| Work instructions |
Each entry must be given again exactly; images do not belong in the copy.

## begin Provided data

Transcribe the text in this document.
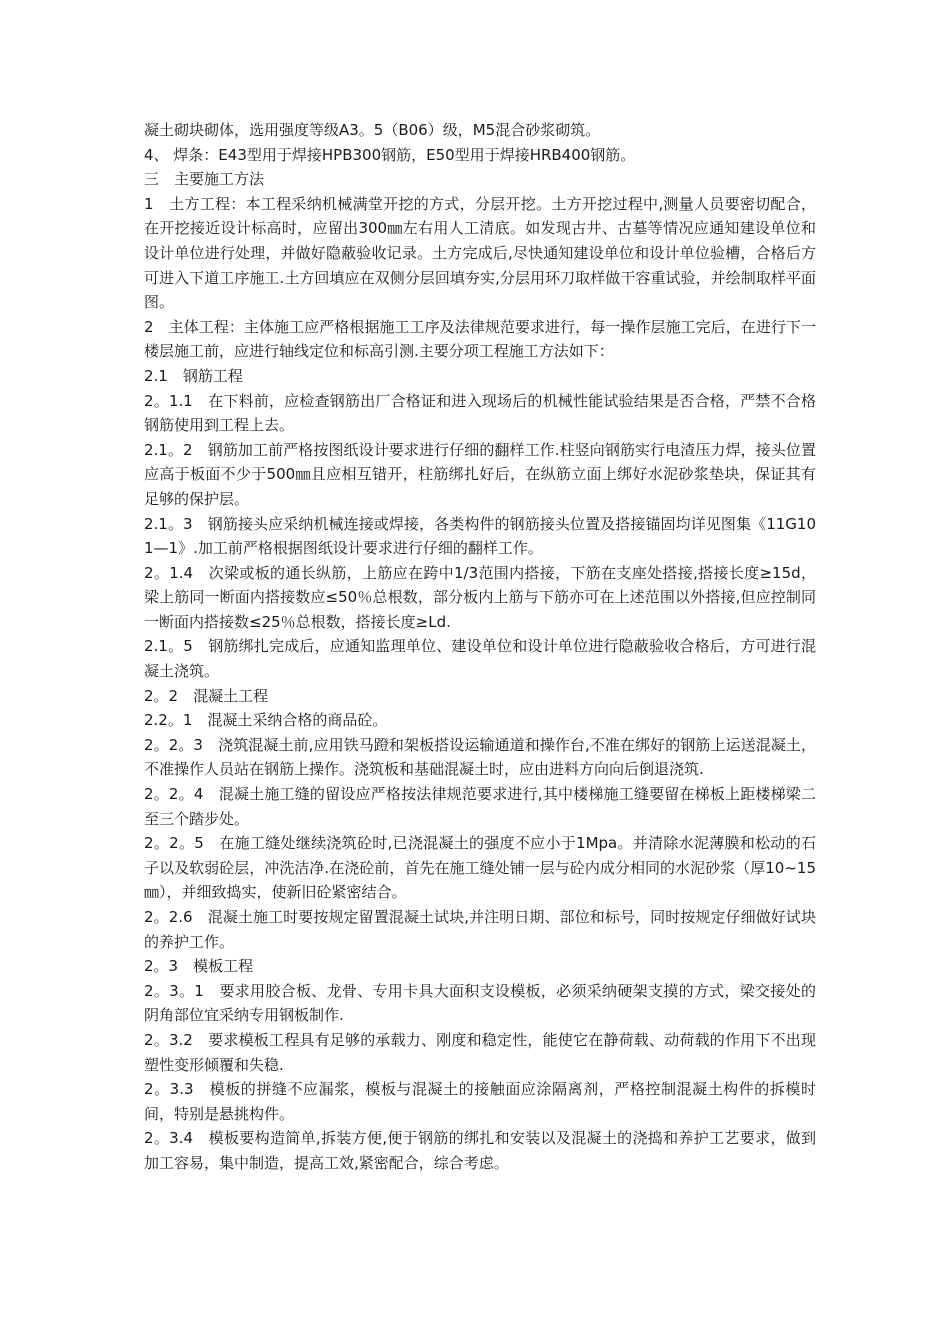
凝土砌块砌体，选用强度等级A3。5（B06）级，M5混合砂浆砌筑。

4、 焊条：E43型用于焊接HPB300钢筋，E50型用于焊接HRB400钢筋。

三　主要施工方法

1　土方工程：本工程采纳机械满堂开挖的方式，分层开挖。土方开挖过程中,测量人员要密切配合，在开挖接近设计标高时，应留出300㎜左右用人工清底。如发现古井、古墓等情况应通知建设单位和设计单位进行处理，并做好隐蔽验收记录。土方完成后,尽快通知建设单位和设计单位验槽，合格后方可进入下道工序施工.土方回填应在双侧分层回填夯实,分层用环刀取样做干容重试验，并绘制取样平面图。

2　主体工程：主体施工应严格根据施工工序及法律规范要求进行，每一操作层施工完后，在进行下一楼层施工前，应进行轴线定位和标高引测.主要分项工程施工方法如下：

2.1　钢筋工程

2。1.1　在下料前，应检查钢筋出厂合格证和进入现场后的机械性能试验结果是否合格，严禁不合格钢筋使用到工程上去。

2.1。2　钢筋加工前严格按图纸设计要求进行仔细的翻样工作.柱竖向钢筋实行电渣压力焊，接头位置应高于板面不少于500㎜且应相互错开，柱筋绑扎好后，在纵筋立面上绑好水泥砂浆垫块，保证其有足够的保护层。

2.1。3　钢筋接头应采纳机械连接或焊接，各类构件的钢筋接头位置及搭接锚固均详见图集《11G101—1》.加工前严格根据图纸设计要求进行仔细的翻样工作。

2。1.4　次梁或板的通长纵筋，上筋应在跨中1/3范围内搭接，下筋在支座处搭接,搭接长度≥15d，梁上筋同一断面内搭接数应≤50％总根数，部分板内上筋与下筋亦可在上述范围以外搭接,但应控制同一断面内搭接数≤25％总根数，搭接长度≥Ld.

2.1。5　钢筋绑扎完成后，应通知监理单位、建设单位和设计单位进行隐蔽验收合格后，方可进行混凝土浇筑。

2。2　混凝土工程

2.2。1　混凝土采纳合格的商品砼。

2。2。3　浇筑混凝土前,应用铁马蹬和架板搭设运输通道和操作台,不准在绑好的钢筋上运送混凝土，不准操作人员站在钢筋上操作。浇筑板和基础混凝土时，应由进料方向向后倒退浇筑.

2。2。4　混凝土施工缝的留设应严格按法律规范要求进行,其中楼梯施工缝要留在梯板上距楼梯梁二至三个踏步处。

2。2。5　在施工缝处继续浇筑砼时,已浇混凝土的强度不应小于1Mpa。并清除水泥薄膜和松动的石子以及软弱砼层，冲洗洁净.在浇砼前，首先在施工缝处铺一层与砼内成分相同的水泥砂浆（厚10~15㎜），并细致捣实，使新旧砼紧密结合。

2。2.6　混凝土施工时要按规定留置混凝土试块,并注明日期、部位和标号，同时按规定仔细做好试块的养护工作。

2。3　模板工程

2。3。1　要求用胶合板、龙骨、专用卡具大面积支设模板，必须采纳硬架支摸的方式，梁交接处的阴角部位宜采纳专用钢板制作.

2。3.2　要求模板工程具有足够的承载力、刚度和稳定性，能使它在静荷载、动荷载的作用下不出现塑性变形倾覆和失稳.

2。3.3　模板的拼缝不应漏浆，模板与混凝土的接触面应涂隔离剂，严格控制混凝土构件的拆模时间，特别是悬挑构件。

2。3.4　模板要构造简单,拆装方便,便于钢筋的绑扎和安装以及混凝土的浇捣和养护工艺要求，做到加工容易，集中制造，提高工效,紧密配合，综合考虑。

## end Provided data

| Response to this exercise |
Transcribe the text in this document.
凝土砌块砌体，选用强度等级A3。5（B06）级，M5混合砂浆砌筑。

4、 焊条：E43型用于焊接HPB300钢筋，E50型用于焊接HRB400钢筋。

三　主要施工方法

1　土方工程：本工程采纳机械满堂开挖的方式，分层开挖。土方开挖过程中,测量人员要密切配合，在开挖接近设计标高时，应留出300㎜左右用人工清底。如发现古井、古墓等情况应通知建设单位和设计单位进行处理，并做好隐蔽验收记录。土方完成后,尽快通知建设单位和设计单位验槽，合格后方可进入下道工序施工.土方回填应在双侧分层回填夯实,分层用环刀取样做干容重试验，并绘制取样平面图。

2　主体工程：主体施工应严格根据施工工序及法律规范要求进行，每一操作层施工完后，在进行下一楼层施工前，应进行轴线定位和标高引测.主要分项工程施工方法如下：

2.1　钢筋工程

2。1.1　在下料前，应检查钢筋出厂合格证和进入现场后的机械性能试验结果是否合格，严禁不合格钢筋使用到工程上去。

2.1。2　钢筋加工前严格按图纸设计要求进行仔细的翻样工作.柱竖向钢筋实行电渣压力焊，接头位置应高于板面不少于500㎜且应相互错开，柱筋绑扎好后，在纵筋立面上绑好水泥砂浆垫块，保证其有足够的保护层。

2.1。3　钢筋接头应采纳机械连接或焊接，各类构件的钢筋接头位置及搭接锚固均详见图集《11G101—1》.加工前严格根据图纸设计要求进行仔细的翻样工作。

2。1.4　次梁或板的通长纵筋，上筋应在跨中1/3范围内搭接，下筋在支座处搭接,搭接长度≥15d，梁上筋同一断面内搭接数应≤50％总根数，部分板内上筋与下筋亦可在上述范围以外搭接,但应控制同一断面内搭接数≤25％总根数，搭接长度≥Ld.

2.1。5　钢筋绑扎完成后，应通知监理单位、建设单位和设计单位进行隐蔽验收合格后，方可进行混凝土浇筑。

2。2　混凝土工程

2.2。1　混凝土采纳合格的商品砼。

2。2。3　浇筑混凝土前,应用铁马蹬和架板搭设运输通道和操作台,不准在绑好的钢筋上运送混凝土，不准操作人员站在钢筋上操作。浇筑板和基础混凝土时，应由进料方向向后倒退浇筑.

2。2。4　混凝土施工缝的留设应严格按法律规范要求进行,其中楼梯施工缝要留在梯板上距楼梯梁二至三个踏步处。

2。2。5　在施工缝处继续浇筑砼时,已浇混凝土的强度不应小于1Mpa。并清除水泥薄膜和松动的石子以及软弱砼层，冲洗洁净.在浇砼前，首先在施工缝处铺一层与砼内成分相同的水泥砂浆（厚10~15㎜），并细致捣实，使新旧砼紧密结合。

2。2.6　混凝土施工时要按规定留置混凝土试块,并注明日期、部位和标号，同时按规定仔细做好试块的养护工作。

2。3　模板工程

2。3。1　要求用胶合板、龙骨、专用卡具大面积支设模板，必须采纳硬架支摸的方式，梁交接处的阴角部位宜采纳专用钢板制作.

2。3.2　要求模板工程具有足够的承载力、刚度和稳定性，能使它在静荷载、动荷载的作用下不出现塑性变形倾覆和失稳.

2。3.3　模板的拼缝不应漏浆，模板与混凝土的接触面应涂隔离剂，严格控制混凝土构件的拆模时间，特别是悬挑构件。

2。3.4　模板要构造简单,拆装方便,便于钢筋的绑扎和安装以及混凝土的浇捣和养护工艺要求，做到加工容易，集中制造，提高工效,紧密配合，综合考虑。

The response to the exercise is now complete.